#### SET EXERCISE
Copy each line that contains the string "JSON".

#### THE RECORDS
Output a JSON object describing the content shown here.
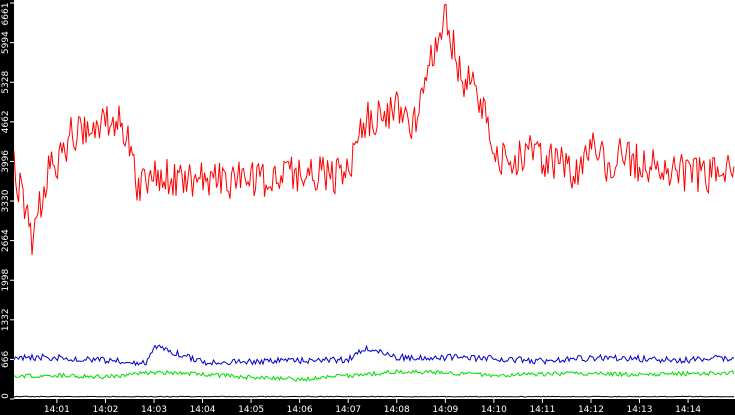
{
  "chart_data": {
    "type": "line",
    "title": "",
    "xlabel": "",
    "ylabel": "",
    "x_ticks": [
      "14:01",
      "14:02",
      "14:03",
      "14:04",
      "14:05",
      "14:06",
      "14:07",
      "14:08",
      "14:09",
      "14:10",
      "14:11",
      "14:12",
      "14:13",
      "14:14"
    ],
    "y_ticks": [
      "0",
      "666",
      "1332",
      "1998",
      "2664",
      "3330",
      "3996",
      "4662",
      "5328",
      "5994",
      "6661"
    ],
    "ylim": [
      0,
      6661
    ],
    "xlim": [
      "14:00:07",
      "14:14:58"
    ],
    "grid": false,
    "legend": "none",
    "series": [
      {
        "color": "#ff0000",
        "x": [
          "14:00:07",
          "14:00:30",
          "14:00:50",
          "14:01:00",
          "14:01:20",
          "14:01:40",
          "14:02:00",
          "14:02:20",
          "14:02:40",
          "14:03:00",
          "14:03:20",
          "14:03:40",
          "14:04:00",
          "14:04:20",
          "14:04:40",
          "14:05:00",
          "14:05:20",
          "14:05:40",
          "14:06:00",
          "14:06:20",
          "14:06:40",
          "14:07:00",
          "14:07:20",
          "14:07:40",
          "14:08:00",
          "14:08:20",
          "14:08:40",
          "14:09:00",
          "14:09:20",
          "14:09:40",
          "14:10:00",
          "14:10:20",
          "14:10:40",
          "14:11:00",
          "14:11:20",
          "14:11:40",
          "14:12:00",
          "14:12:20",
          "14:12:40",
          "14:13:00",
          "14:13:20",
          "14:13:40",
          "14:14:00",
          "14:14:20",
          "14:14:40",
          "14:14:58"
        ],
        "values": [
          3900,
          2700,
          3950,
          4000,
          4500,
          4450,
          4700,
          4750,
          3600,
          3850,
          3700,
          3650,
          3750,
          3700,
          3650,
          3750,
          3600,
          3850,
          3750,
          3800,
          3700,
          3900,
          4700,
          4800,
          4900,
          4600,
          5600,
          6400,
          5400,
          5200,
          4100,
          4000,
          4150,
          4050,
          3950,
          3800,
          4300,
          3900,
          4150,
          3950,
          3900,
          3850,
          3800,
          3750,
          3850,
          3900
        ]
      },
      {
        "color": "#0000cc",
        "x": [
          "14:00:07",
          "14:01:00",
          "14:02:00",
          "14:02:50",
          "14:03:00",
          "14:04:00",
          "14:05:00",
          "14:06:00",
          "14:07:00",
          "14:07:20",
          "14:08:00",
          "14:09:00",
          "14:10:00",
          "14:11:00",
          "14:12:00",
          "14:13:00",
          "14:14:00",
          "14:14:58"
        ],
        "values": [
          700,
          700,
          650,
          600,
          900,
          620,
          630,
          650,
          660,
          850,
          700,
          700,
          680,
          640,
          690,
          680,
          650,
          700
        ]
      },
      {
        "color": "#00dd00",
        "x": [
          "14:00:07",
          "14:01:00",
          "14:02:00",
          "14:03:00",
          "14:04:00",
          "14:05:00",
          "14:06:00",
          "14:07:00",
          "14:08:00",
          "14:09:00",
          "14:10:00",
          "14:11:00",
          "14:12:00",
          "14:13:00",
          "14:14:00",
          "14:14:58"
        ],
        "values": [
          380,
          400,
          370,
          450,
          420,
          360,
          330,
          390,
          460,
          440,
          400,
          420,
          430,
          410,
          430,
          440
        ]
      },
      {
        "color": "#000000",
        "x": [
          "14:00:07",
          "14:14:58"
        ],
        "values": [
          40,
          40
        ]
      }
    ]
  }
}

...

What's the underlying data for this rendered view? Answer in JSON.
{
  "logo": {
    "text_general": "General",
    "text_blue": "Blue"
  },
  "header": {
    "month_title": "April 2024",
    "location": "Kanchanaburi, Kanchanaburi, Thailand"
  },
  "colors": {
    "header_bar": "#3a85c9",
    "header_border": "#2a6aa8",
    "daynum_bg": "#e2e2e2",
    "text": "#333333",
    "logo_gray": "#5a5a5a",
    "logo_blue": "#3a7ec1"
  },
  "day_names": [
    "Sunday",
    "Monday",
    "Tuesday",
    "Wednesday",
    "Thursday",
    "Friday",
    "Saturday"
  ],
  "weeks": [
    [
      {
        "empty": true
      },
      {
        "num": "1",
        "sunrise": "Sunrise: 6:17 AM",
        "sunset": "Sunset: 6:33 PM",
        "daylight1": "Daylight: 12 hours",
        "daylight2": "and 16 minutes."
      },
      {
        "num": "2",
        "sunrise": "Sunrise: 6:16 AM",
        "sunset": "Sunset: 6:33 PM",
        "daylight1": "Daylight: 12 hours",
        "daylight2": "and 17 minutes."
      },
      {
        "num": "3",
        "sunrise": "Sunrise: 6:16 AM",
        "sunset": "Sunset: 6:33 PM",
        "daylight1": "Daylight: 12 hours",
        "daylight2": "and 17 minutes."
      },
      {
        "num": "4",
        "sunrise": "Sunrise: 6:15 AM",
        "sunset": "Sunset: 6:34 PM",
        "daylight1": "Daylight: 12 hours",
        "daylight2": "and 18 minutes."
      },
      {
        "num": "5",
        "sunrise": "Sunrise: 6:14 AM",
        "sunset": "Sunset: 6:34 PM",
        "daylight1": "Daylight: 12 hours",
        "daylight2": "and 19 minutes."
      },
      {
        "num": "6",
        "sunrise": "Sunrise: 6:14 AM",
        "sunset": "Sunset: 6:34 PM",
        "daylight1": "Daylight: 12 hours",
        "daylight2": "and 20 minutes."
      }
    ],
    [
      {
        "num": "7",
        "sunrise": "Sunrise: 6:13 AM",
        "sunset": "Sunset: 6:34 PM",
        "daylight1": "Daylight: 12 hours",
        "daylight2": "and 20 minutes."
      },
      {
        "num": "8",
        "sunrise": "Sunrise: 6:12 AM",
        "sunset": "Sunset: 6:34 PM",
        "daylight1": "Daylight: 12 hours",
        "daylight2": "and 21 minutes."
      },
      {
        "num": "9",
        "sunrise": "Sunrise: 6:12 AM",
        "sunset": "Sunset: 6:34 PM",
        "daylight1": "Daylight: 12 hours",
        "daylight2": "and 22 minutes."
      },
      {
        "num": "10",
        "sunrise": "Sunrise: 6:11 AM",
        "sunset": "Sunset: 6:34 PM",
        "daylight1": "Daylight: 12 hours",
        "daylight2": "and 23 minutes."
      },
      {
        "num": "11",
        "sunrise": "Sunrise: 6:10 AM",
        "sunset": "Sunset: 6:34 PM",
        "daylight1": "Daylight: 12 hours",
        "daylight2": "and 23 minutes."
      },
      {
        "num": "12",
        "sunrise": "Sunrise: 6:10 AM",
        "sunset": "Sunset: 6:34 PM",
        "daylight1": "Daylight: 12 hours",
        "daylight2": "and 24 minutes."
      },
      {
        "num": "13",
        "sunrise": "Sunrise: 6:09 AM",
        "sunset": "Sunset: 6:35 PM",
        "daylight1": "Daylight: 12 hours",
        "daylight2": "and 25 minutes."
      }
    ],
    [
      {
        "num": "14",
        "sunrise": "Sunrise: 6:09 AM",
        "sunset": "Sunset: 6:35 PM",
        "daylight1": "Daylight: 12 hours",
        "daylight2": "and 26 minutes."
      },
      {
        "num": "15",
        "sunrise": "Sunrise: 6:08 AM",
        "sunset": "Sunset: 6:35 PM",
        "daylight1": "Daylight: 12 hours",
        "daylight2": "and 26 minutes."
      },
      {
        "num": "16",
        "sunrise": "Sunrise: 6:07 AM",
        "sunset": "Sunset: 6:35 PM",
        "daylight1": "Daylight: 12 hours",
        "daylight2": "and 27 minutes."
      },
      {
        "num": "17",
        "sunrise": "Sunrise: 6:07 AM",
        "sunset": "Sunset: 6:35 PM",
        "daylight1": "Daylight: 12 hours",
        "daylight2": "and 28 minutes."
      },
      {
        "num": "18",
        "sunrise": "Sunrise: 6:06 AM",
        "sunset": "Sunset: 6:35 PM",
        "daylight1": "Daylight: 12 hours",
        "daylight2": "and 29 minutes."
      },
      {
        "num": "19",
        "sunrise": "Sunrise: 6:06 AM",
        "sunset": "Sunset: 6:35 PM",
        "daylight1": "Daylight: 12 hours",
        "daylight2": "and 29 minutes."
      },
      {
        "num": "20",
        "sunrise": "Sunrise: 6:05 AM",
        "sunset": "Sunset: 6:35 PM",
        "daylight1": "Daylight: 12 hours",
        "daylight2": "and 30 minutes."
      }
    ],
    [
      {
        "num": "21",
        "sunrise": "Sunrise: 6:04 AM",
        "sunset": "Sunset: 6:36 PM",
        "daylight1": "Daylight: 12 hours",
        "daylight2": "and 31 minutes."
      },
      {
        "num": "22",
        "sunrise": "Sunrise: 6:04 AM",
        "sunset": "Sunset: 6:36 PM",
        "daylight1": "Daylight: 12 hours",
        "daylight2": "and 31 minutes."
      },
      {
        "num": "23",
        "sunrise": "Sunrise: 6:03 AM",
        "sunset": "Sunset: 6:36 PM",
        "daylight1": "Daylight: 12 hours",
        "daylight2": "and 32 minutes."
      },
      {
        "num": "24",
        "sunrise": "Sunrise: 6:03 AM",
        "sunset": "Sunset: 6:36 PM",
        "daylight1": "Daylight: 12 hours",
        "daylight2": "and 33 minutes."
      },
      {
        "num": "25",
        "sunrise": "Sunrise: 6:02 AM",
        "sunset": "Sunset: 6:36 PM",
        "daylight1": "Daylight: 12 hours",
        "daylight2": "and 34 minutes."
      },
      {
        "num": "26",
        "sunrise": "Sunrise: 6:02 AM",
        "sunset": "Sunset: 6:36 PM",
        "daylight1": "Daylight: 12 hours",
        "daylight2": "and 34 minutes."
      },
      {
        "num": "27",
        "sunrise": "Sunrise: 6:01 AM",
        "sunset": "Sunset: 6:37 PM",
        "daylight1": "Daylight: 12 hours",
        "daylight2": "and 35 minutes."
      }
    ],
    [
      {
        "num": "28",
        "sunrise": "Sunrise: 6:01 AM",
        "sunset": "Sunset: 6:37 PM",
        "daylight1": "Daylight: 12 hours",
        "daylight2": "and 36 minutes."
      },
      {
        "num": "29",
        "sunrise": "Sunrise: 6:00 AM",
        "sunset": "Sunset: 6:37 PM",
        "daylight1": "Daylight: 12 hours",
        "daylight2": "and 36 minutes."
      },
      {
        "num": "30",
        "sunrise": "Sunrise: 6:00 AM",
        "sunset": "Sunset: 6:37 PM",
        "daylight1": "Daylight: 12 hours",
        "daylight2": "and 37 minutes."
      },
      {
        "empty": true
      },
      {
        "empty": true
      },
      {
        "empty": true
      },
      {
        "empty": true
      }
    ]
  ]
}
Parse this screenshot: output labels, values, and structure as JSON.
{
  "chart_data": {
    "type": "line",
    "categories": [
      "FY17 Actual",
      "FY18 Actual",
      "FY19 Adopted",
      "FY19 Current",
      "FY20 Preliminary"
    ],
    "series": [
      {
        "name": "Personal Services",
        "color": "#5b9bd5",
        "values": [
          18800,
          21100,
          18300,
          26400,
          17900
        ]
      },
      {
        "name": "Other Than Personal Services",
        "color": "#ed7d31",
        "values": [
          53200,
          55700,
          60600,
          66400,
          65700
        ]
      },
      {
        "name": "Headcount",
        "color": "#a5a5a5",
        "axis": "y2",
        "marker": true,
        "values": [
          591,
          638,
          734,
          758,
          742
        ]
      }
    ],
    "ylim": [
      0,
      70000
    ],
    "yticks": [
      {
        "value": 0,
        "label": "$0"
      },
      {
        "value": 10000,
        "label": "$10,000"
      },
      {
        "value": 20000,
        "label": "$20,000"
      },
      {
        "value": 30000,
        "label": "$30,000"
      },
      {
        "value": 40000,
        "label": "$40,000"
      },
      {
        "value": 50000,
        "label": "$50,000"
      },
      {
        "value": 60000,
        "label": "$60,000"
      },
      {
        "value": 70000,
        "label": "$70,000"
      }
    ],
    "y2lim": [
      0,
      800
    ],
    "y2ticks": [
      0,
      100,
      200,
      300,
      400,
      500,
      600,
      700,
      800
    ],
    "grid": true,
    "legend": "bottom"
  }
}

#### RESULT OF THE EXERCISE
Output a JSON object describing the content shown here.
What's the underlying data for this rendered view? Answer in JSON.
Parse this screenshot: output labels, values, and structure as JSON.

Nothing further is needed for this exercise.